--- Exercise instructions ---
Copy out each line exactly; pictures stay out of the copy.
* * * * *
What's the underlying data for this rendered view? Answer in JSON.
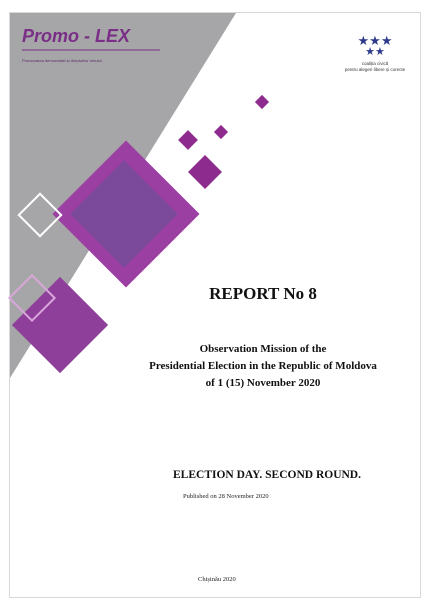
{
  "header": {
    "logo_left": {
      "name": "Promo - LEX",
      "tagline": "Promovarea democrației și drepturilor omului"
    },
    "logo_right": {
      "lines": [
        "coaliția civică",
        "pentru alegeri libere și corecte"
      ]
    }
  },
  "title": "REPORT No 8",
  "subtitle": [
    "Observation Mission of the",
    "Presidential Election in the Republic of Moldova",
    "of 1 (15) November 2020"
  ],
  "section": "ELECTION DAY. SECOND ROUND.",
  "published": "Published on 28 November 2020",
  "footer": "Chișinău 2020"
}
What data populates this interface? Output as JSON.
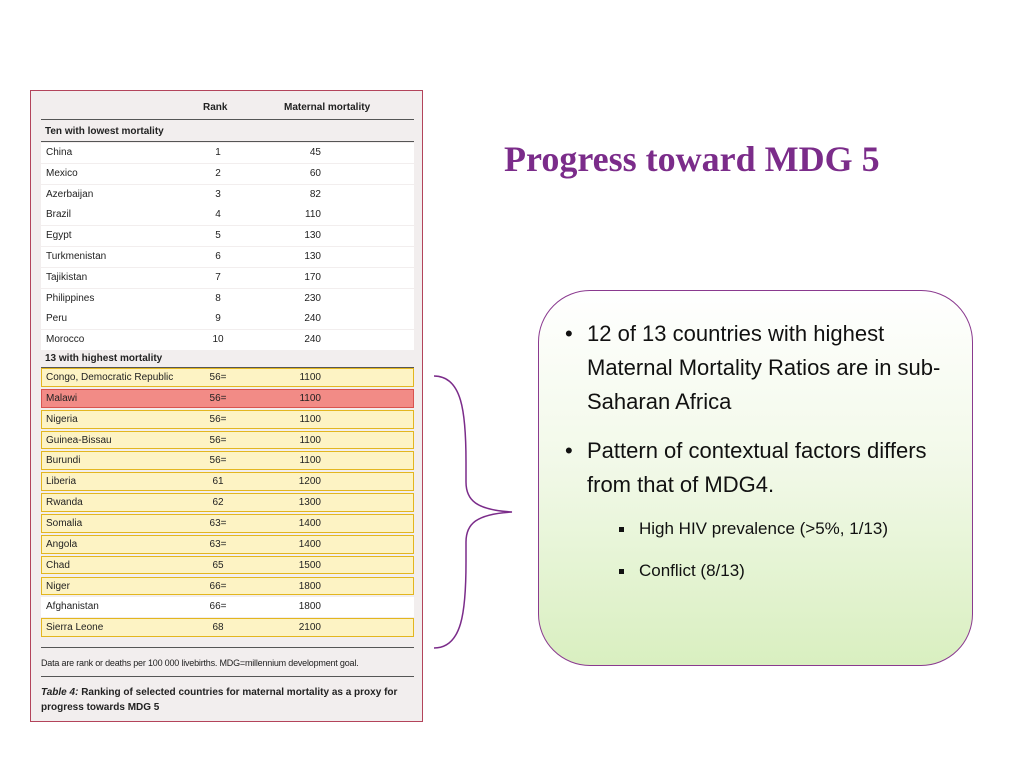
{
  "slide": {
    "title": "Progress toward MDG 5"
  },
  "table": {
    "headers": {
      "rank": "Rank",
      "mortality": "Maternal mortality"
    },
    "section_lowest": "Ten with lowest mortality",
    "lowest": [
      {
        "country": "China",
        "rank": "1",
        "mm": "45"
      },
      {
        "country": "Mexico",
        "rank": "2",
        "mm": "60"
      },
      {
        "country": "Azerbaijan",
        "rank": "3",
        "mm": "82"
      },
      {
        "country": "Brazil",
        "rank": "4",
        "mm": "110"
      },
      {
        "country": "Egypt",
        "rank": "5",
        "mm": "130"
      },
      {
        "country": "Turkmenistan",
        "rank": "6",
        "mm": "130"
      },
      {
        "country": "Tajikistan",
        "rank": "7",
        "mm": "170"
      },
      {
        "country": "Philippines",
        "rank": "8",
        "mm": "230"
      },
      {
        "country": "Peru",
        "rank": "9",
        "mm": "240"
      },
      {
        "country": "Morocco",
        "rank": "10",
        "mm": "240"
      }
    ],
    "section_highest": "13 with highest mortality",
    "highest": [
      {
        "country": "Congo, Democratic Republic",
        "rank": "56=",
        "mm": "1100",
        "style": "hl"
      },
      {
        "country": "Malawi",
        "rank": "56=",
        "mm": "1100",
        "style": "red"
      },
      {
        "country": "Nigeria",
        "rank": "56=",
        "mm": "1100",
        "style": "hl"
      },
      {
        "country": "Guinea-Bissau",
        "rank": "56=",
        "mm": "1100",
        "style": "hl"
      },
      {
        "country": "Burundi",
        "rank": "56=",
        "mm": "1100",
        "style": "hl"
      },
      {
        "country": "Liberia",
        "rank": "61",
        "mm": "1200",
        "style": "hl"
      },
      {
        "country": "Rwanda",
        "rank": "62",
        "mm": "1300",
        "style": "hl"
      },
      {
        "country": "Somalia",
        "rank": "63=",
        "mm": "1400",
        "style": "hl"
      },
      {
        "country": "Angola",
        "rank": "63=",
        "mm": "1400",
        "style": "hl"
      },
      {
        "country": "Chad",
        "rank": "65",
        "mm": "1500",
        "style": "hl"
      },
      {
        "country": "Niger",
        "rank": "66=",
        "mm": "1800",
        "style": "hl"
      },
      {
        "country": "Afghanistan",
        "rank": "66=",
        "mm": "1800",
        "style": "plain"
      },
      {
        "country": "Sierra Leone",
        "rank": "68",
        "mm": "2100",
        "style": "hl"
      }
    ],
    "footnote": "Data are rank or deaths per 100 000 livebirths. MDG=millennium development goal.",
    "caption_label": "Table 4:",
    "caption_text": " Ranking of selected countries for maternal mortality as a proxy for progress towards MDG 5"
  },
  "callout": {
    "bullets": [
      {
        "text": "12 of 13 countries with highest Maternal Mortality Ratios are in sub-Saharan Africa"
      },
      {
        "text": "Pattern of contextual  factors differs from that of MDG4."
      }
    ],
    "sub_bullets": [
      {
        "text": "High HIV prevalence (>5%, 1/13)"
      },
      {
        "text": "Conflict (8/13)"
      }
    ],
    "colors": {
      "border": "#8a3a8f",
      "gradient_bottom": "#d9efc0"
    }
  },
  "colors": {
    "title": "#7b2c8a",
    "table_border": "#b3445b",
    "highlight_fill": "#fdf3c4",
    "highlight_border": "#e3b61f",
    "malawi_fill": "#f28b86",
    "brace": "#7b2c8a"
  }
}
* * * * *
--- Result of this exercise ---
What's the underlying data for this rendered view? Answer in JSON.
{
  "header": {
    "logo_left": {
      "name": "Promo - LEX",
      "tagline": "Promovarea democrației și drepturilor omului"
    },
    "logo_right": {
      "lines": [
        "coaliția civică",
        "pentru alegeri libere și corecte"
      ]
    }
  },
  "title": "REPORT No 8",
  "subtitle": [
    "Observation Mission of the",
    "Presidential Election in the Republic of Moldova",
    "of 1 (15) November 2020"
  ],
  "section": "ELECTION DAY. SECOND ROUND.",
  "published": "Published on 28 November 2020",
  "footer": "Chișinău 2020"
}
What data populates this interface? Output as JSON.
{
  "slide": {
    "title": "Progress toward MDG 5"
  },
  "table": {
    "headers": {
      "rank": "Rank",
      "mortality": "Maternal mortality"
    },
    "section_lowest": "Ten with lowest mortality",
    "lowest": [
      {
        "country": "China",
        "rank": "1",
        "mm": "45"
      },
      {
        "country": "Mexico",
        "rank": "2",
        "mm": "60"
      },
      {
        "country": "Azerbaijan",
        "rank": "3",
        "mm": "82"
      },
      {
        "country": "Brazil",
        "rank": "4",
        "mm": "110"
      },
      {
        "country": "Egypt",
        "rank": "5",
        "mm": "130"
      },
      {
        "country": "Turkmenistan",
        "rank": "6",
        "mm": "130"
      },
      {
        "country": "Tajikistan",
        "rank": "7",
        "mm": "170"
      },
      {
        "country": "Philippines",
        "rank": "8",
        "mm": "230"
      },
      {
        "country": "Peru",
        "rank": "9",
        "mm": "240"
      },
      {
        "country": "Morocco",
        "rank": "10",
        "mm": "240"
      }
    ],
    "section_highest": "13 with highest mortality",
    "highest": [
      {
        "country": "Congo, Democratic Republic",
        "rank": "56=",
        "mm": "1100",
        "style": "hl"
      },
      {
        "country": "Malawi",
        "rank": "56=",
        "mm": "1100",
        "style": "red"
      },
      {
        "country": "Nigeria",
        "rank": "56=",
        "mm": "1100",
        "style": "hl"
      },
      {
        "country": "Guinea-Bissau",
        "rank": "56=",
        "mm": "1100",
        "style": "hl"
      },
      {
        "country": "Burundi",
        "rank": "56=",
        "mm": "1100",
        "style": "hl"
      },
      {
        "country": "Liberia",
        "rank": "61",
        "mm": "1200",
        "style": "hl"
      },
      {
        "country": "Rwanda",
        "rank": "62",
        "mm": "1300",
        "style": "hl"
      },
      {
        "country": "Somalia",
        "rank": "63=",
        "mm": "1400",
        "style": "hl"
      },
      {
        "country": "Angola",
        "rank": "63=",
        "mm": "1400",
        "style": "hl"
      },
      {
        "country": "Chad",
        "rank": "65",
        "mm": "1500",
        "style": "hl"
      },
      {
        "country": "Niger",
        "rank": "66=",
        "mm": "1800",
        "style": "hl"
      },
      {
        "country": "Afghanistan",
        "rank": "66=",
        "mm": "1800",
        "style": "plain"
      },
      {
        "country": "Sierra Leone",
        "rank": "68",
        "mm": "2100",
        "style": "hl"
      }
    ],
    "footnote": "Data are rank or deaths per 100 000 livebirths. MDG=millennium development goal.",
    "caption_label": "Table 4:",
    "caption_text": " Ranking of selected countries for maternal mortality as a proxy for progress towards MDG 5"
  },
  "callout": {
    "bullets": [
      {
        "text": "12 of 13 countries with highest Maternal Mortality Ratios are in sub-Saharan Africa"
      },
      {
        "text": "Pattern of contextual  factors differs from that of MDG4."
      }
    ],
    "sub_bullets": [
      {
        "text": "High HIV prevalence (>5%, 1/13)"
      },
      {
        "text": "Conflict (8/13)"
      }
    ],
    "colors": {
      "border": "#8a3a8f",
      "gradient_bottom": "#d9efc0"
    }
  },
  "colors": {
    "title": "#7b2c8a",
    "table_border": "#b3445b",
    "highlight_fill": "#fdf3c4",
    "highlight_border": "#e3b61f",
    "malawi_fill": "#f28b86",
    "brace": "#7b2c8a"
  }
}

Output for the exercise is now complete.